_Set problem_:
Do any lines in the data below contain "unit"? If so, copy every one of them.
### Exercise input ###
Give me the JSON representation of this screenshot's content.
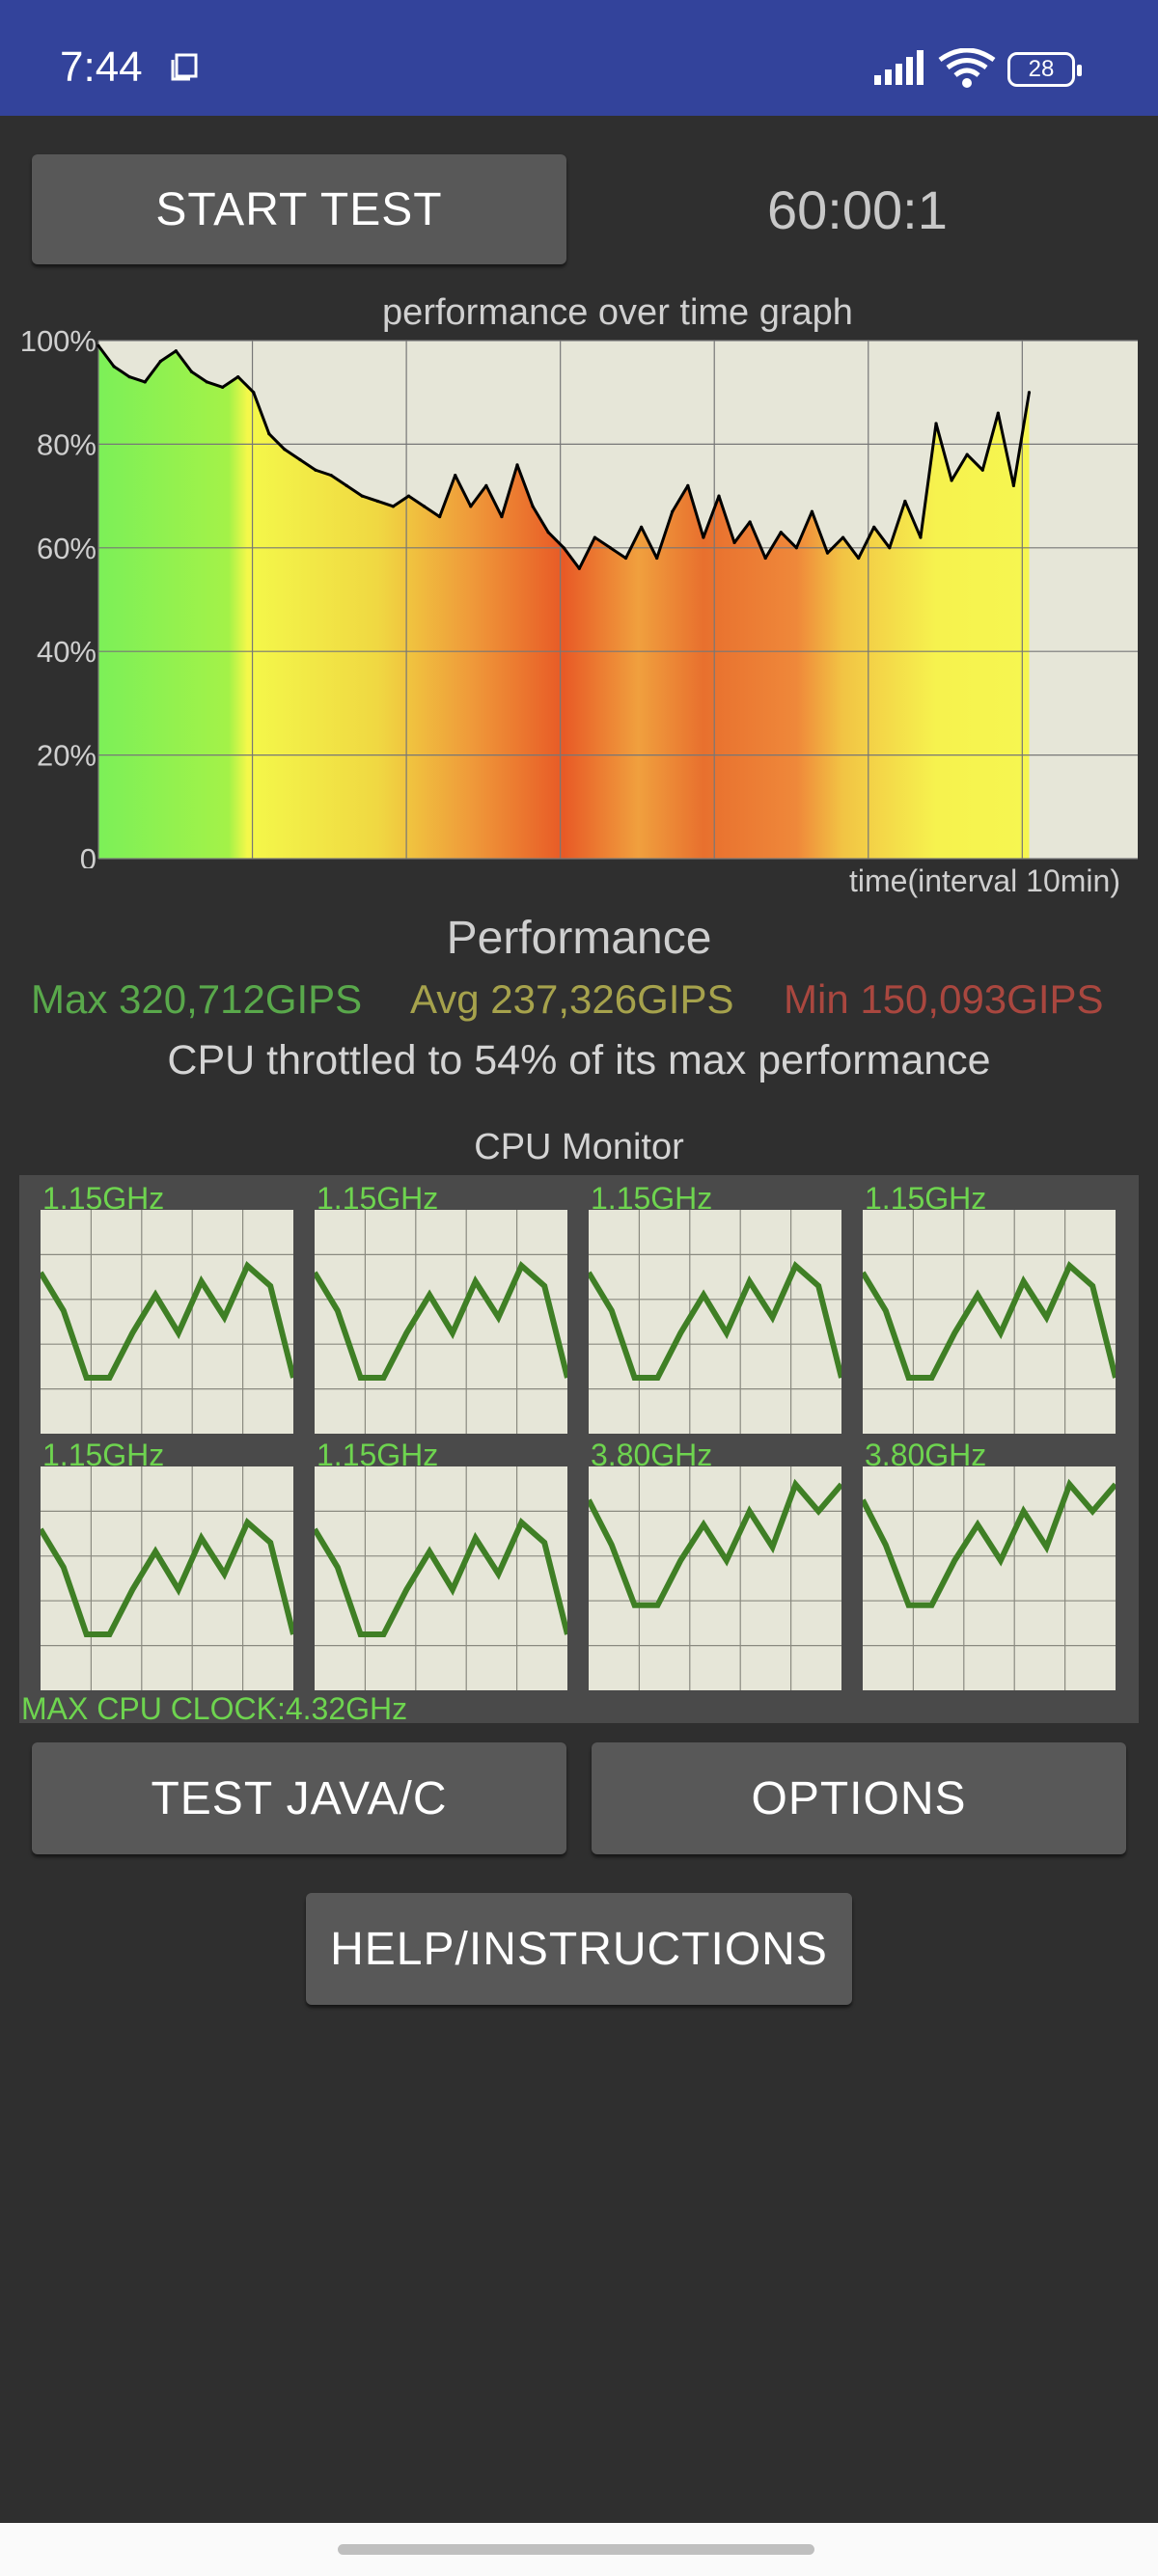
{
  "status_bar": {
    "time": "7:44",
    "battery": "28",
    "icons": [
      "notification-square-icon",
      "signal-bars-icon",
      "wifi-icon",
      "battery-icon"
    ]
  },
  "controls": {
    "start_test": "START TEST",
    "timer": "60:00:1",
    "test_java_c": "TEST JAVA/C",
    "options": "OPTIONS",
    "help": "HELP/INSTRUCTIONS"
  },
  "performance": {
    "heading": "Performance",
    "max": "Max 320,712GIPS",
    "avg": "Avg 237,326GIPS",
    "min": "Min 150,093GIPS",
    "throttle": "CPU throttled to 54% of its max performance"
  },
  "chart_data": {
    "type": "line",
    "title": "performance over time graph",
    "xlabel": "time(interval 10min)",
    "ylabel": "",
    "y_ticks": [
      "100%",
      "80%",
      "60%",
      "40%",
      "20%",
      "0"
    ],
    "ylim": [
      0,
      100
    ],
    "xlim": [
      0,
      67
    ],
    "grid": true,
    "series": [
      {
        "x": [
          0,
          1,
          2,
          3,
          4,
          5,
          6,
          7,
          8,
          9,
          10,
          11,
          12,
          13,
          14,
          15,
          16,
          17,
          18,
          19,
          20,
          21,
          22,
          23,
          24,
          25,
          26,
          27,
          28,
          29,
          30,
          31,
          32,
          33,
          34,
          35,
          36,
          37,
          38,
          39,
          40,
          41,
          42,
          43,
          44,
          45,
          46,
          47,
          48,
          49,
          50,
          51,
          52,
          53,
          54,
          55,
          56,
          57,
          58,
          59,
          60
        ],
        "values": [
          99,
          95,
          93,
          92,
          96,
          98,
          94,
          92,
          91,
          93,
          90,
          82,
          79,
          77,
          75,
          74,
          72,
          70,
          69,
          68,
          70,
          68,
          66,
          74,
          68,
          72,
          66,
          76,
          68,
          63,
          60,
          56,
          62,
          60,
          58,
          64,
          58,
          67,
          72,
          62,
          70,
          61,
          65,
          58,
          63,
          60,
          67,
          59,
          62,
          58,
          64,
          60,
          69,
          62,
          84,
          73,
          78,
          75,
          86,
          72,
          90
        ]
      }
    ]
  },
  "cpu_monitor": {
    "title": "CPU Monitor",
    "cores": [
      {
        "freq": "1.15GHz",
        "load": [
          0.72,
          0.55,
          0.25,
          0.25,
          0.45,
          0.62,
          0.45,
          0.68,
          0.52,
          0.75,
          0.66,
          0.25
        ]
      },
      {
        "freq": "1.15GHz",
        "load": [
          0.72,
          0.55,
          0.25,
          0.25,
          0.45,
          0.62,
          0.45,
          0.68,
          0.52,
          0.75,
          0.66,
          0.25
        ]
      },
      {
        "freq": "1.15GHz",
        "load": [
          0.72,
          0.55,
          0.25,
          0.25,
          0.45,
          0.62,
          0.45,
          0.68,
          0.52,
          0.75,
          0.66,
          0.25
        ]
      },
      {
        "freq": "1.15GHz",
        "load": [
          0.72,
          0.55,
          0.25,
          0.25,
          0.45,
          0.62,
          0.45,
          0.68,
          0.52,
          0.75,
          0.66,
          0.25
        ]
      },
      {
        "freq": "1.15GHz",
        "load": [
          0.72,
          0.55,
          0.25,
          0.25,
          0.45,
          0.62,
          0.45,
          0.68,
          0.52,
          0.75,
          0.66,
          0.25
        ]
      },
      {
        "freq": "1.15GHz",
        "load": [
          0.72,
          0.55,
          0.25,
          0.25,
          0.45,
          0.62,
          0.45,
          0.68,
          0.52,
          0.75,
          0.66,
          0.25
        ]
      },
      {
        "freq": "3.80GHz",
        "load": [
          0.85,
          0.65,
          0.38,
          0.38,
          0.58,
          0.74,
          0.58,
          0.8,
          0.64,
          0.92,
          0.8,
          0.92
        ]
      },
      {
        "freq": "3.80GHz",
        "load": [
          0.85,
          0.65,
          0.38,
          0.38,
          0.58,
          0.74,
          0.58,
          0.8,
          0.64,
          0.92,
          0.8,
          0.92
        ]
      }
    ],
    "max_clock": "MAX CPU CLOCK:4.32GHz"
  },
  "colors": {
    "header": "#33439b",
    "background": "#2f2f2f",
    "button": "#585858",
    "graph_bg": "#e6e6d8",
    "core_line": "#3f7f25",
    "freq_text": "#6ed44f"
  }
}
###
### Exercise input ###
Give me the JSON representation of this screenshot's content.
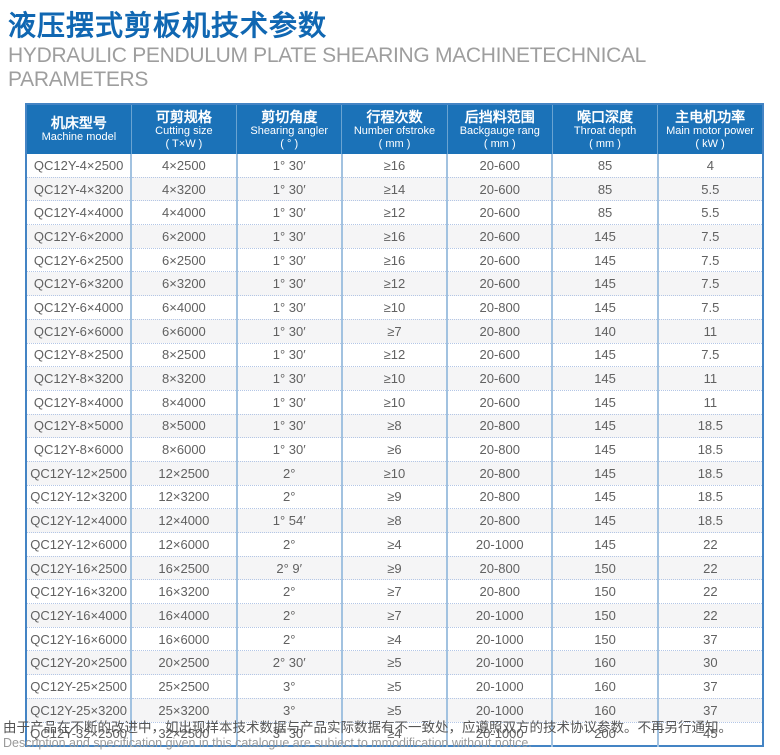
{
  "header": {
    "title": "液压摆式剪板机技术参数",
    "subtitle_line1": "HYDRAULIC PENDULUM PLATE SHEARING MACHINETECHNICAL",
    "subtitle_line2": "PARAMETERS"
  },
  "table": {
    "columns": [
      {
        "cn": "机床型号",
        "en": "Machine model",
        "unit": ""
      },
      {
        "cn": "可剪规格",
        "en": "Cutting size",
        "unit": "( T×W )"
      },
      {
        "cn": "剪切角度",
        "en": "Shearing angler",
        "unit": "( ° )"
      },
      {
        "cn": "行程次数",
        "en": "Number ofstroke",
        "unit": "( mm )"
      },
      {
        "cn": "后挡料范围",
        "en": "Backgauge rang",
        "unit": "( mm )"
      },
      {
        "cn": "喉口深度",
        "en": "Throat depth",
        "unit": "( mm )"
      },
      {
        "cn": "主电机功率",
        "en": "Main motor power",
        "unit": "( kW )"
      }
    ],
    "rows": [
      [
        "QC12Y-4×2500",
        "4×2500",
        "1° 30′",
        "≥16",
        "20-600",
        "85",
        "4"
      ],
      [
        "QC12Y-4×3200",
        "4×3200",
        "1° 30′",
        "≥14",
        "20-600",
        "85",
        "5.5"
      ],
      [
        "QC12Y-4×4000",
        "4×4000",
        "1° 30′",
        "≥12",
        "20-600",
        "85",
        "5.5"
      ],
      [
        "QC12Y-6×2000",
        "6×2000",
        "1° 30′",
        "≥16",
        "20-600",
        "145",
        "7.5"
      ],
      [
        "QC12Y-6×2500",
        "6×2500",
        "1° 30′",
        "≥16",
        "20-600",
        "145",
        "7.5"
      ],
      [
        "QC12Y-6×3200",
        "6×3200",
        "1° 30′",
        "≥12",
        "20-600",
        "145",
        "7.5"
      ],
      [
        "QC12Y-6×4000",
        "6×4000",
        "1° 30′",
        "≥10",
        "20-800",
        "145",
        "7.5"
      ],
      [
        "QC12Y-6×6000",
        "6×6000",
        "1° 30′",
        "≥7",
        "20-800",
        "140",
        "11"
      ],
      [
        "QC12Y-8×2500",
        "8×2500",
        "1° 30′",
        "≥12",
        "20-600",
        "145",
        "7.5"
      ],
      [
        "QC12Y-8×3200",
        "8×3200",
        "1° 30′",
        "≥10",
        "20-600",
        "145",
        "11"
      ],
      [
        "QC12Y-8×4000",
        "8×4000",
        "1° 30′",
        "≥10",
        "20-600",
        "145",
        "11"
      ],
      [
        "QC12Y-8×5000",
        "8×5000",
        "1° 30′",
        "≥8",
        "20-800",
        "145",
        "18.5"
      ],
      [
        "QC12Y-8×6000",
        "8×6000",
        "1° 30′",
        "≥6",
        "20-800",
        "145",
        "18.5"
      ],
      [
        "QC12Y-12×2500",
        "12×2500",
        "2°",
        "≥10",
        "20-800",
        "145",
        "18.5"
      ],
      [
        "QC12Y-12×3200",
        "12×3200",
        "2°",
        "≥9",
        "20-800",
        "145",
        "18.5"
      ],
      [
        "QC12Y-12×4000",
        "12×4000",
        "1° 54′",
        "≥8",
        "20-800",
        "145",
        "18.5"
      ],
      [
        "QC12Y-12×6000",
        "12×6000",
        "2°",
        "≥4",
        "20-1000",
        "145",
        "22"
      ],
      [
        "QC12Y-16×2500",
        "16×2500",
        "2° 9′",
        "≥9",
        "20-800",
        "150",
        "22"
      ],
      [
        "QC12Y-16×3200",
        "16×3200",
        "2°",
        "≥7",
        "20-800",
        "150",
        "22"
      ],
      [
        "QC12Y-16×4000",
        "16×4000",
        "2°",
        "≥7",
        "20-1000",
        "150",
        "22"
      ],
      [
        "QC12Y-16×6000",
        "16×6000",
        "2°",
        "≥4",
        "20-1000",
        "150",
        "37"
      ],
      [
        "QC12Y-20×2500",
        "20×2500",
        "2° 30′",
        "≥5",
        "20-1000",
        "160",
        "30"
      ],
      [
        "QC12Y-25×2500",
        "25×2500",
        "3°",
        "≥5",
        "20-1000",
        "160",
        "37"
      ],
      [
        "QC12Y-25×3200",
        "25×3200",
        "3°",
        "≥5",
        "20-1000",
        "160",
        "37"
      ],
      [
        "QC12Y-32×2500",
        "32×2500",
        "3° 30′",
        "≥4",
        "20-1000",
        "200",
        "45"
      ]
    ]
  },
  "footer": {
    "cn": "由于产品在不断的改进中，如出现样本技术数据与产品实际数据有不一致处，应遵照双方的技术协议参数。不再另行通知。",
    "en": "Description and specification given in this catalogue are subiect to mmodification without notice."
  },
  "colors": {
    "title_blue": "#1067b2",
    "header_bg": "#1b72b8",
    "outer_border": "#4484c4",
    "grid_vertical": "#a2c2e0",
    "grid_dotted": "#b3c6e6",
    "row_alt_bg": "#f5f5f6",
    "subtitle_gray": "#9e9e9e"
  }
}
###
_Solution to this problem_:
        "unit": ""
        "unit": "( T×W )"
        "unit": "( ° )"
        "unit": "( mm )"
        "unit": "( mm )"
        "unit": "( mm )"
        "unit": "( kW )"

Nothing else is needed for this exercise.